(Saved data entries)

^^^^^^^^

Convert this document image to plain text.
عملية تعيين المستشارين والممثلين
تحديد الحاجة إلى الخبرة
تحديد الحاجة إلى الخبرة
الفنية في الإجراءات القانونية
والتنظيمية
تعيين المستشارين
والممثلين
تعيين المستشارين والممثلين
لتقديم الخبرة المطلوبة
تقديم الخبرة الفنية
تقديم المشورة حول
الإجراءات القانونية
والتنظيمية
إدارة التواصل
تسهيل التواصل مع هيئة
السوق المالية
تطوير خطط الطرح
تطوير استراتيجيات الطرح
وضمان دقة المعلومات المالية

^^^^^^^^

_WRITTEN EXERCISE_
Set down every line of the listing above again, exactly as given.

_REPLY TO THE EXERCISE_
Convert this document image to plain text.
عملية تعيين المستشارين والممثلين
تحديد الحاجة إلى الخبرة
تحديد الحاجة إلى الخبرة
الفنية في الإجراءات القانونية
والتنظيمية
تعيين المستشارين
والممثلين
تعيين المستشارين والممثلين
لتقديم الخبرة المطلوبة
تقديم الخبرة الفنية
تقديم المشورة حول
الإجراءات القانونية
والتنظيمية
إدارة التواصل
تسهيل التواصل مع هيئة
السوق المالية
تطوير خطط الطرح
تطوير استراتيجيات الطرح
وضمان دقة المعلومات المالية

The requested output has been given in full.